» EXTRACT TO READ
(begin)

# Two sided again



## honesttjohn (Feb 17, 2015)

Did it again with another piece of the same chunk. Been thinking of the lamp thing. Should probably look to see what new things they've developed - since my stock of lamp parts is about 30 years old. Just the basic brass with a socket to hold an incadescent bulb. Anybody got some ideas??


----------



## Stick486 (Jan 4, 2013)

ewww the talent...


----------



## difalkner (Jan 3, 2012)

I like the carving like it is, very nice! Personally, I don't care for the lamp idea, but then, we don't have any lamps. Maybe 'lamp' people will like it. 

David


----------



## honesttjohn (Feb 17, 2015)

Just leaving it as is would be easier.


----------



## Stick486 (Jan 4, 2013)

honesttjohn said:


> Just leaving it as is would be easier.


more gooder too...


----------



## RainMan 2.0 (May 6, 2014)

Great outcome John. May be more work than you want , but as for light I’m thinking a single soft white led located inside the bottom ridge .
A small hole drilled threw the bottom , and a resistor to dim the LED so that it’s more like a night light and creates just enough light inside to highlight the carving .

Just a thought ,but their fine as are


----------



## OutoftheWoodwork (Oct 4, 2012)

That CNC does awesome cuts! (Your design is amazing!!! LOVE IT!)


----------



## honesttjohn (Feb 17, 2015)

OutoftheWoodwork said:


> That CNC does awesome cuts! (Your design is amazing!!! LOVE IT!)


What CNC ? Freehand with a router and dremel .... and lots of patience!!


----------



## old55 (Aug 11, 2013)

Wow.


----------



## Herb Stoops (Aug 28, 2012)

I think You are on to something there. Those should sell good.
Herb


----------



## beltramidave (Jan 6, 2016)

You are making me want to go look in my firewood pile. Great idea!


----------



## gmercer_48083 (Jul 18, 2012)

John, your 2 sided idea would make nice corbels for fireplace mantels.


----------



## marecat3 (Nov 30, 2010)

great job as always


----------



## Cncest (Apr 26, 2020)

I like the concept. I have a chainsaw and lots of trees.


----------

(end)

» GOAL A
Answer these questions about the forum thread on the two-sided carving:
(i) About how old does honesttjohn say his stock of lamp parts is?
(ii) What tools does honesttjohn say he used instead of a CNC?
(iii) What does gmercer_48083 say the 2 sided idea would make?
The forum thread and the records have no connection to each other.

» WORKING DATA
(begin)

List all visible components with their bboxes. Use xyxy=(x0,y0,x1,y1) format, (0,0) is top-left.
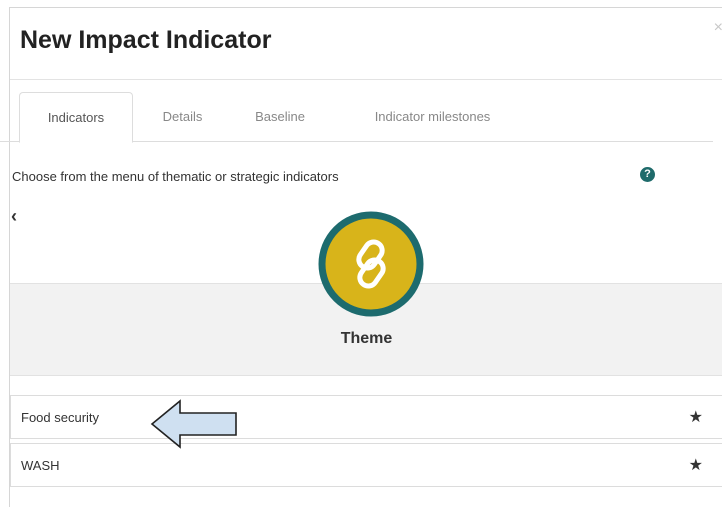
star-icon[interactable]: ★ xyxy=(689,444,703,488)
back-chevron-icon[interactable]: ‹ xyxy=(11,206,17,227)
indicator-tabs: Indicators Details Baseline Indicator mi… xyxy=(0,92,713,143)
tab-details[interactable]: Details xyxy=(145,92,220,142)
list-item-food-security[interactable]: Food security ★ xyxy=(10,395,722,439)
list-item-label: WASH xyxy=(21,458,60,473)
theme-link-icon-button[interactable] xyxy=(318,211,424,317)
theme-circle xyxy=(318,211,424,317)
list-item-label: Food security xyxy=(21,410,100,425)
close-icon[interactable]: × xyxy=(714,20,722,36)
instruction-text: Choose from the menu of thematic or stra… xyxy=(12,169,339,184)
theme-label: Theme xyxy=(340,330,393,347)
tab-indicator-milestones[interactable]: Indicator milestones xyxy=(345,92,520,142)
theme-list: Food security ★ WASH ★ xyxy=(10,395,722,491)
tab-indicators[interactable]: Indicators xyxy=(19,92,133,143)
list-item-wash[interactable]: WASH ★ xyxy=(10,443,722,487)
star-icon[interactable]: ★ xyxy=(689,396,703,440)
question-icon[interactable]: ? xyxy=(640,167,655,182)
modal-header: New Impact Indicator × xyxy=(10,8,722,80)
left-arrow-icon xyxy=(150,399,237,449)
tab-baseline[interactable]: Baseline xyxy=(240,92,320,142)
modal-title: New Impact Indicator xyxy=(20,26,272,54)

(end)
(begin)

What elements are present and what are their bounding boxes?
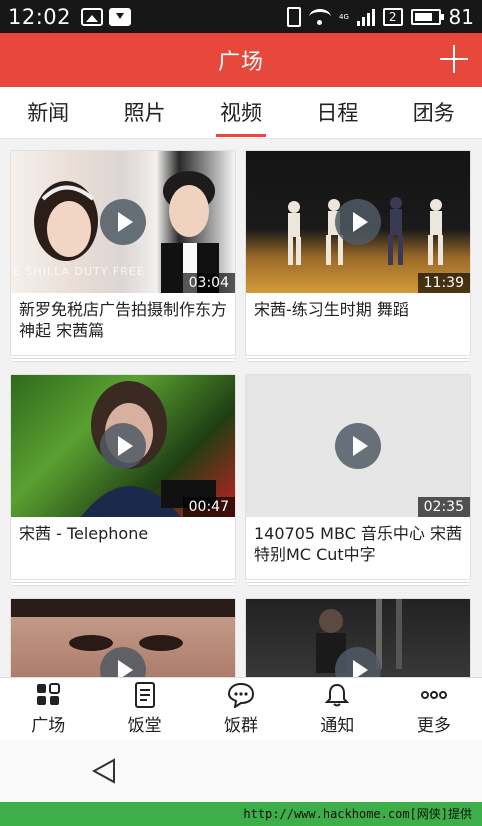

(end)
(begin)

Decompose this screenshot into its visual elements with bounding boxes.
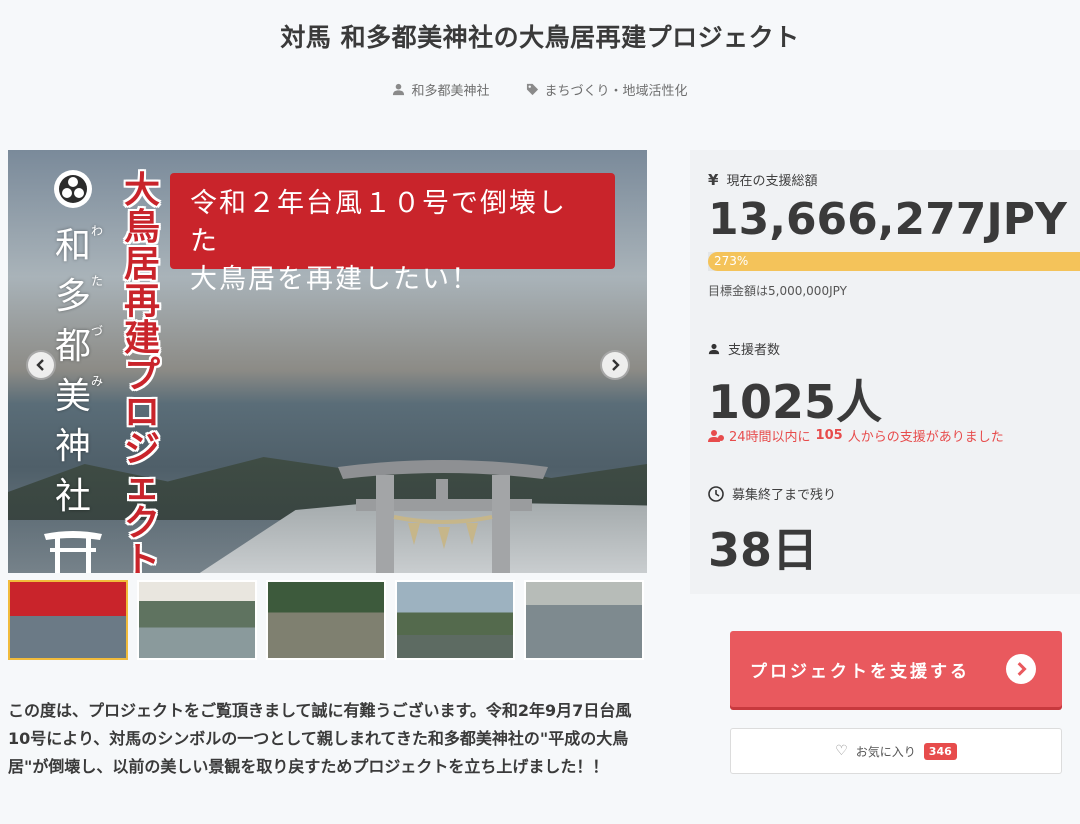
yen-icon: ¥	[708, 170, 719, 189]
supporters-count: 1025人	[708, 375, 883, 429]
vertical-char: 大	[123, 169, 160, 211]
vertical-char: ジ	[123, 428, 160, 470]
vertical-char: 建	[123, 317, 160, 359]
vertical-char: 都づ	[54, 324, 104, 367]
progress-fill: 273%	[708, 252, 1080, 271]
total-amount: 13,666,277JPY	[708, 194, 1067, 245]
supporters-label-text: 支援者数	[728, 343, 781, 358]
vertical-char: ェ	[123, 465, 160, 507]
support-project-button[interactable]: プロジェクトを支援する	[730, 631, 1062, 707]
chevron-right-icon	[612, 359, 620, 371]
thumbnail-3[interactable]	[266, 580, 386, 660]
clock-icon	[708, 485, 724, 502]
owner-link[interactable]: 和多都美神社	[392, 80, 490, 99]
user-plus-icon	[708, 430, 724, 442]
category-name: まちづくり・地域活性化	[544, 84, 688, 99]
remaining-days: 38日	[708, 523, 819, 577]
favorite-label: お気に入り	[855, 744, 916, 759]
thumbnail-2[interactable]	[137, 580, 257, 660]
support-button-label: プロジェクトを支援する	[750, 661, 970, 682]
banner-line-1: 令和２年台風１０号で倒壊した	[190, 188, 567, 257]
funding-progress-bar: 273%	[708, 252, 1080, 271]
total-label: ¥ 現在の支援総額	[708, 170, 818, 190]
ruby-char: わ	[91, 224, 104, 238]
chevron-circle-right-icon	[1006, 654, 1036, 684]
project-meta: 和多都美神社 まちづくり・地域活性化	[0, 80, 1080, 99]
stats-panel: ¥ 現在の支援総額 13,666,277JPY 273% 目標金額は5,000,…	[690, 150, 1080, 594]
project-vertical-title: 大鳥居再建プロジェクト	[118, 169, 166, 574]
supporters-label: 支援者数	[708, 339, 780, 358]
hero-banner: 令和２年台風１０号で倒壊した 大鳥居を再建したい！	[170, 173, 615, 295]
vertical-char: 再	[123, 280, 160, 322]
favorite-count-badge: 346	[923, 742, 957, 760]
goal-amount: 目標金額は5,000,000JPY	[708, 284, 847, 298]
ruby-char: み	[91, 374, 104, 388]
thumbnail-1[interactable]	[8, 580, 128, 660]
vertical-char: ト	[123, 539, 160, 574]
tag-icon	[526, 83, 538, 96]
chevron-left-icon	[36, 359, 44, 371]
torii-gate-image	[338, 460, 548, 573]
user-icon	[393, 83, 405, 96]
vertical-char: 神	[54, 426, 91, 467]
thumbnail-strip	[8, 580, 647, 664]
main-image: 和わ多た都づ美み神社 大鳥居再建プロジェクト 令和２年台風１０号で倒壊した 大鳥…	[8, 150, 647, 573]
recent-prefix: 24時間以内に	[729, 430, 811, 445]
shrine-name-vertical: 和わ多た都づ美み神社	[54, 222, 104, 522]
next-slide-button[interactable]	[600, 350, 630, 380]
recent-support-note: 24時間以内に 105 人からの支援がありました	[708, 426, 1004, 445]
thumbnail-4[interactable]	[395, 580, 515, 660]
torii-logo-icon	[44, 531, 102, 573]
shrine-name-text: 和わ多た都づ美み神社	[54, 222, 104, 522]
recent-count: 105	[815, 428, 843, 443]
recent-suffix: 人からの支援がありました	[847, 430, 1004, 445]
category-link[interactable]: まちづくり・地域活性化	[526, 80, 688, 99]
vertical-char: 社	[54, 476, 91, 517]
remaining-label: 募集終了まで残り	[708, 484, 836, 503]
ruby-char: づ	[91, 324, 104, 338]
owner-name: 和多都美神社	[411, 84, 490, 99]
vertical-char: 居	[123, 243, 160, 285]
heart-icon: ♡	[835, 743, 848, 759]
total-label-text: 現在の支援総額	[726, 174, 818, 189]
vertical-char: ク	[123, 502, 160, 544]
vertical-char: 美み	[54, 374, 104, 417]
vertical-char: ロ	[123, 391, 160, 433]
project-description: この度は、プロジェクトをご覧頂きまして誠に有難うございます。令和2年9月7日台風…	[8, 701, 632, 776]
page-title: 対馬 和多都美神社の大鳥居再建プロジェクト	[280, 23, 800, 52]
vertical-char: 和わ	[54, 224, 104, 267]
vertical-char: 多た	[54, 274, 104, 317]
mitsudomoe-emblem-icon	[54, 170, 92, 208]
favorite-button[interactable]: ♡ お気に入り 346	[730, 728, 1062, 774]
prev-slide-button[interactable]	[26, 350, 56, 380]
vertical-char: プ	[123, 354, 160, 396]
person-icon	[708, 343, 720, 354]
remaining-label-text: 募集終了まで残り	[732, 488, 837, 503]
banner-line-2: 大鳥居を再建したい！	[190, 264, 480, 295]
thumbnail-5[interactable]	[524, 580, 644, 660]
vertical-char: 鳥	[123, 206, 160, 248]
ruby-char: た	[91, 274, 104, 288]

(end)

» GOAL B
Give the lines in the records as a numbered list, starting at the line that contains "Decompose this screenshot" and stopping after the line that contains "428, 160, 470]". Leave out blank lines and pictures.

» TASK OUTPUT A
(i) About 30 years old.
(ii) A router and dremel, freehand.
(iii) Nice corbels for fireplace mantels.

» TASK OUTPUT B
1. Decompose this screenshot into its visual elements with bounding boxes.
2. yen-icon: ¥	[708, 170, 719, 189]
3. supporters-count: 1025人	[708, 375, 883, 429]
4. vertical-char: 大	[123, 169, 160, 211]
5. vertical-char: ジ	[123, 428, 160, 470]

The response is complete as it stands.